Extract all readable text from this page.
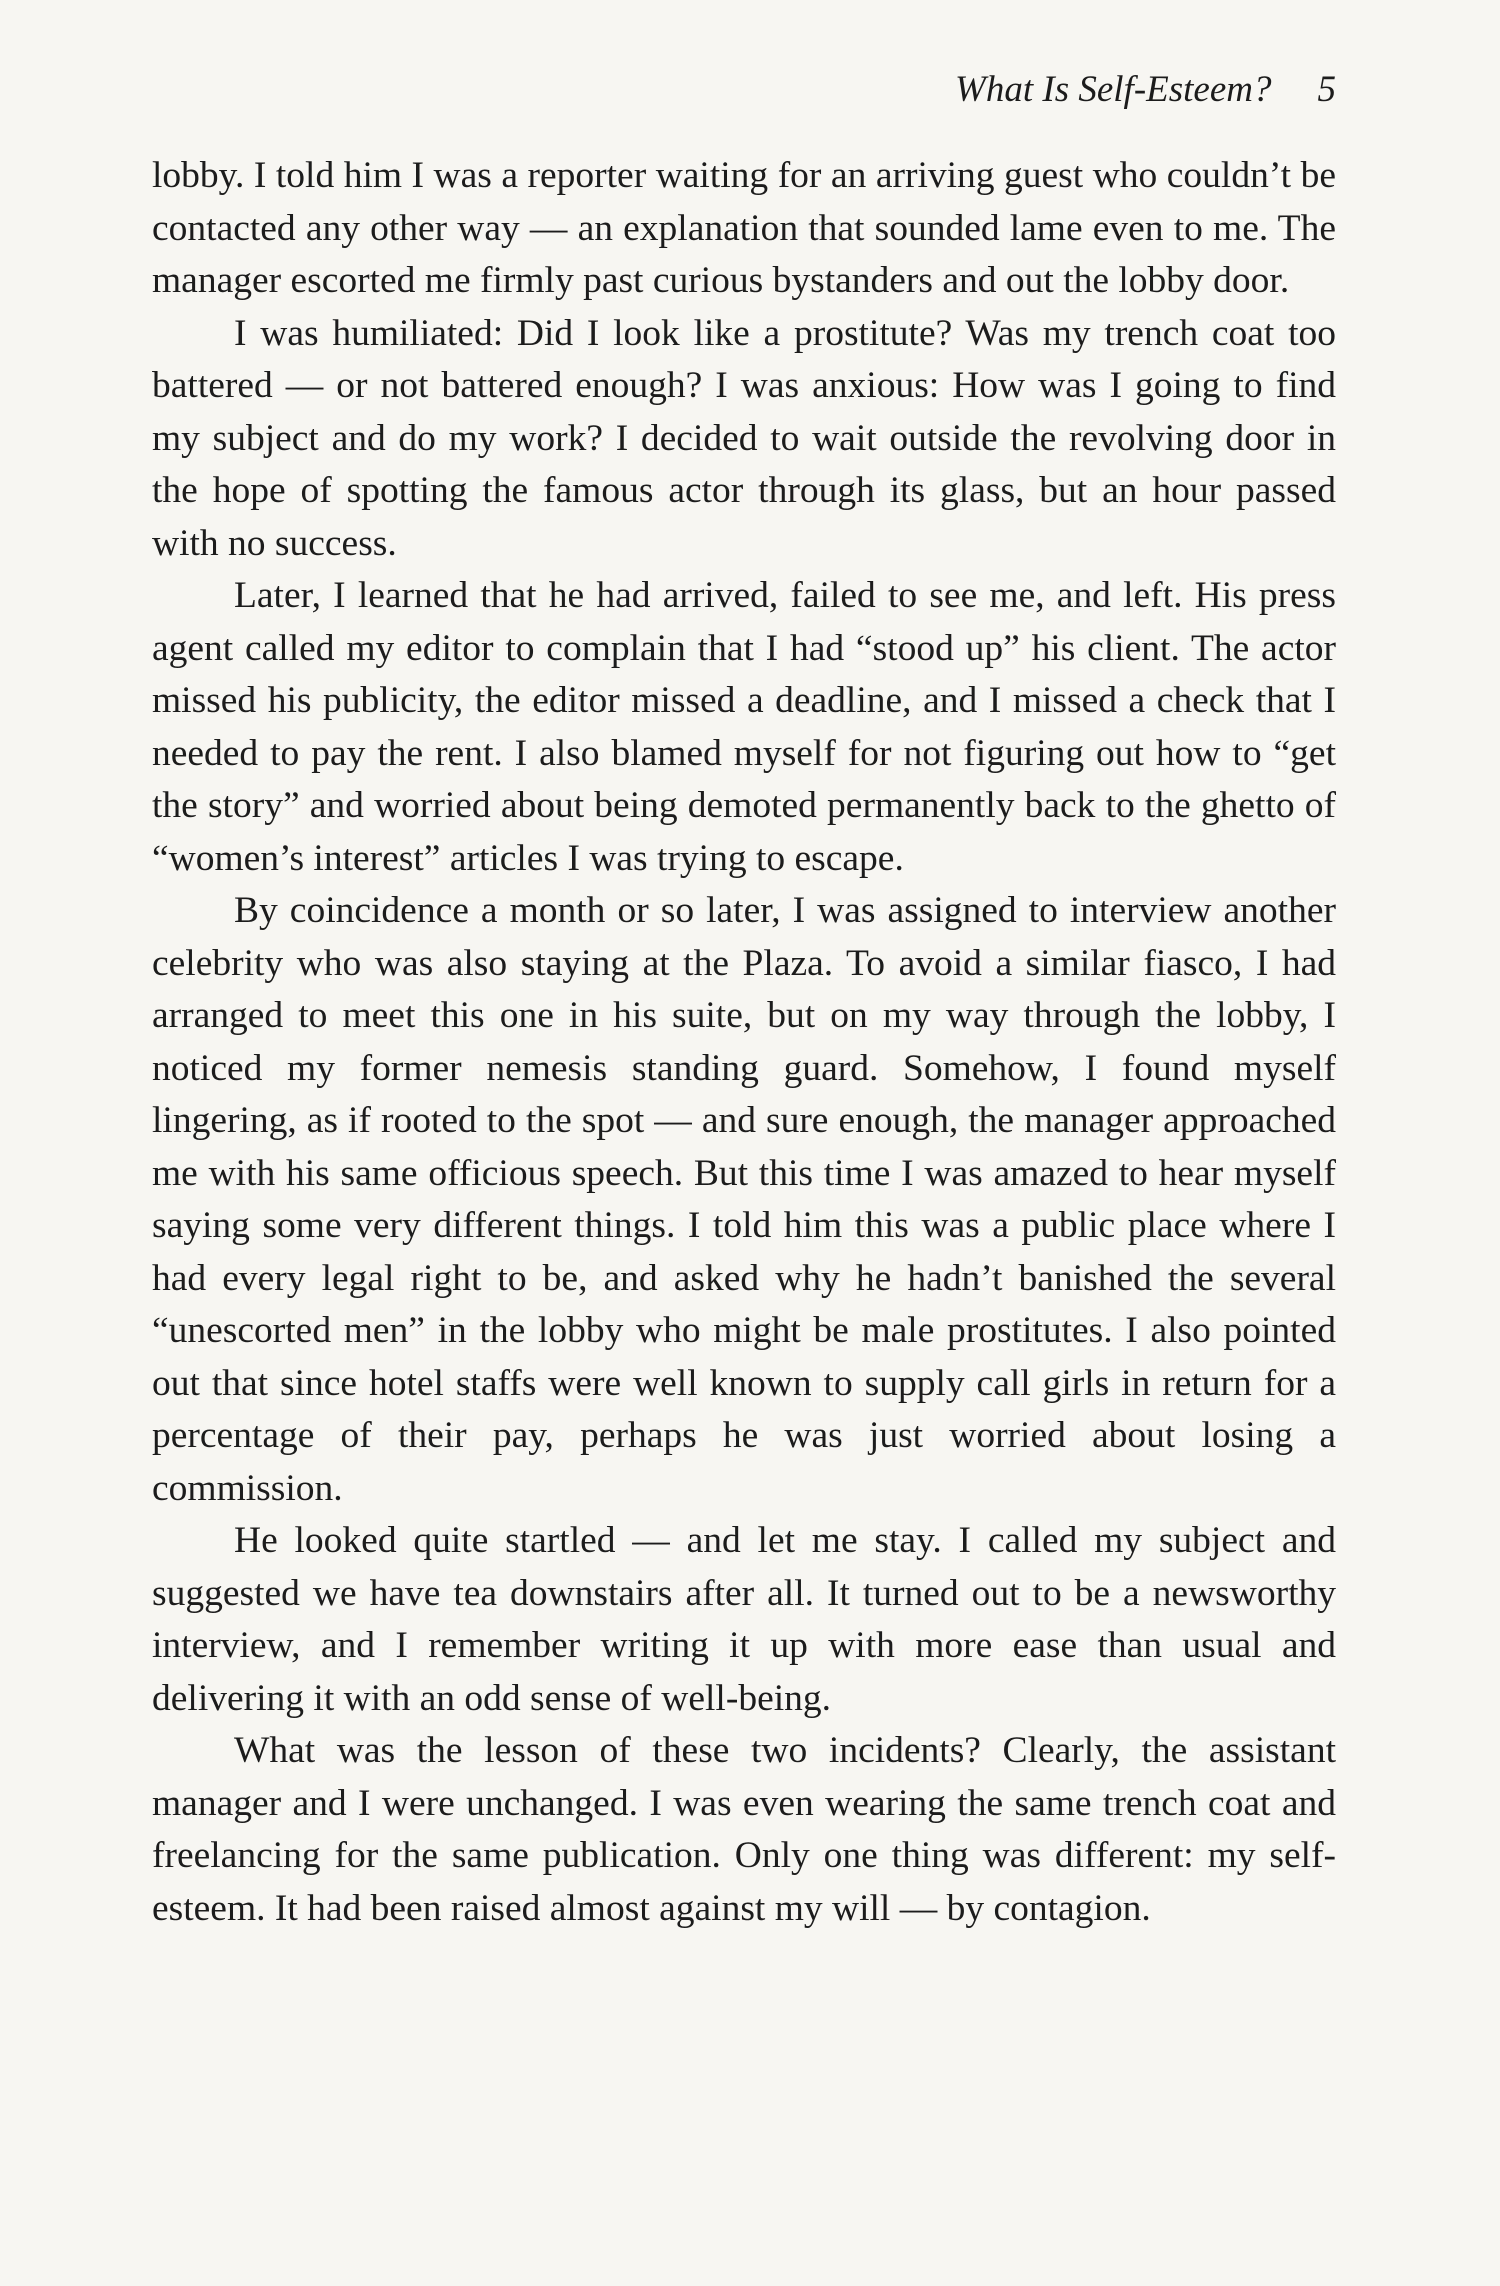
What Is Self-Esteem? 5

lobby. I told him I was a reporter waiting for an arriving guest who couldn’t be contacted any other way — an explanation that sounded lame even to me. The manager escorted me firmly past curious bystanders and out the lobby door.

I was humiliated: Did I look like a prostitute? Was my trench coat too battered — or not battered enough? I was anxious: How was I going to find my subject and do my work? I decided to wait outside the revolving door in the hope of spotting the famous actor through its glass, but an hour passed with no success.

Later, I learned that he had arrived, failed to see me, and left. His press agent called my editor to complain that I had “stood up” his client. The actor missed his publicity, the editor missed a deadline, and I missed a check that I needed to pay the rent. I also blamed myself for not figuring out how to “get the story” and worried about being demoted permanently back to the ghetto of “women’s interest” articles I was trying to escape.

By coincidence a month or so later, I was assigned to interview another celebrity who was also staying at the Plaza. To avoid a similar fiasco, I had arranged to meet this one in his suite, but on my way through the lobby, I noticed my former nemesis standing guard. Somehow, I found myself lingering, as if rooted to the spot — and sure enough, the manager approached me with his same officious speech. But this time I was amazed to hear myself saying some very different things. I told him this was a public place where I had every legal right to be, and asked why he hadn’t banished the several “unescorted men” in the lobby who might be male prostitutes. I also pointed out that since hotel staffs were well known to supply call girls in return for a percentage of their pay, perhaps he was just worried about losing a commission.

He looked quite startled — and let me stay. I called my subject and suggested we have tea downstairs after all. It turned out to be a newsworthy interview, and I remember writing it up with more ease than usual and delivering it with an odd sense of well-being.

What was the lesson of these two incidents? Clearly, the assistant manager and I were unchanged. I was even wearing the same trench coat and freelancing for the same publication. Only one thing was different: my self-esteem. It had been raised almost against my will — by contagion.
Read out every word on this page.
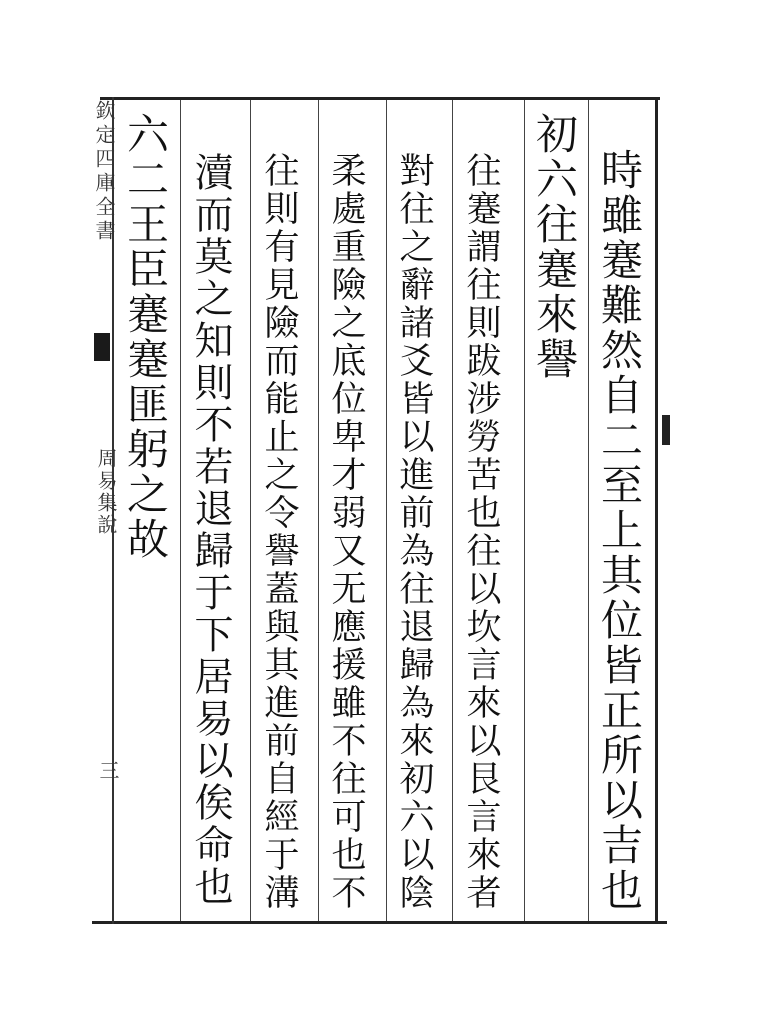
欽定四庫全書
周易集說
三	時雖蹇難然自二至上其位皆正所以吉也
初六往蹇來譽
往蹇謂往則跋涉勞苦也往以坎言來以艮言來者
對往之辭諸爻皆以進前為往退歸為來初六以陰
柔處重險之底位卑才弱又无應援雖不往可也不
往則有見險而能止之令譽蓋與其進前自經于溝
瀆而莫之知則不若退歸于下居易以俟命也
六二王臣蹇蹇匪躬之故
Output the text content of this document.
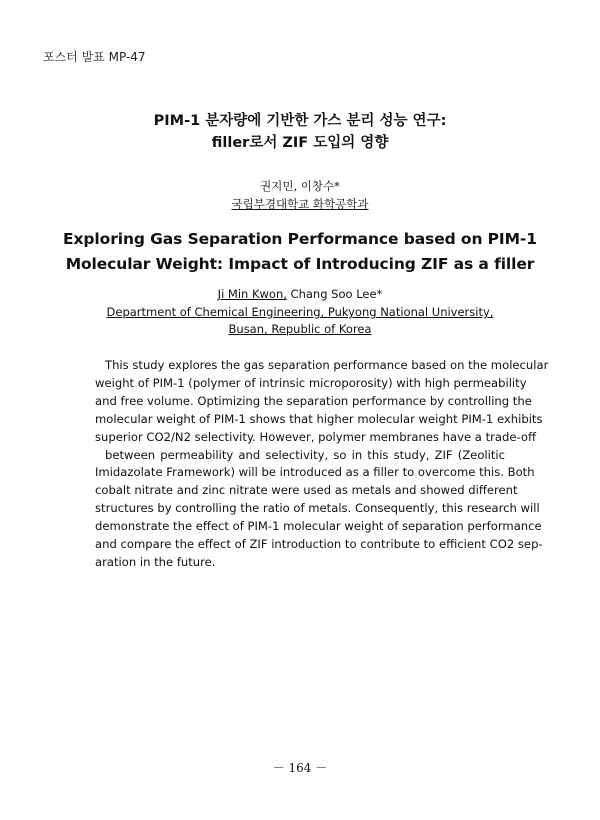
포스터 발표 MP-47
PIM-1 분자량에 기반한 가스 분리 성능 연구:
filler로서 ZIF 도입의 영향
권지민, 이창수*
국립부경대학교 화학공학과
Exploring Gas Separation Performance based on PIM-1
Molecular Weight: Impact of Introducing ZIF as a filler
Ji Min Kwon, Chang Soo Lee*
Department of Chemical Engineering, Pukyong National University,
Busan, Republic of Korea
This study explores the gas separation performance based on the molecular
weight of PIM-1 (polymer of intrinsic microporosity) with high permeability
and free volume. Optimizing the separation performance by controlling the
molecular weight of PIM-1 shows that higher molecular weight PIM-1 exhibits
superior CO2/N2 selectivity. However, polymer membranes have a trade-off
between permeability and selectivity, so in this study, ZIF (Zeolitic
Imidazolate Framework) will be introduced as a filler to overcome this. Both
cobalt nitrate and zinc nitrate were used as metals and showed different
structures by controlling the ratio of metals. Consequently, this research will
demonstrate the effect of PIM-1 molecular weight of separation performance
and compare the effect of ZIF introduction to contribute to efficient CO2 sep-
aration in the future.
－ 164 －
════
▶ **Task brief**: Work out how many lines of the data above hold the word "even", and write only the count.

▶ **Response to this exercise**: 2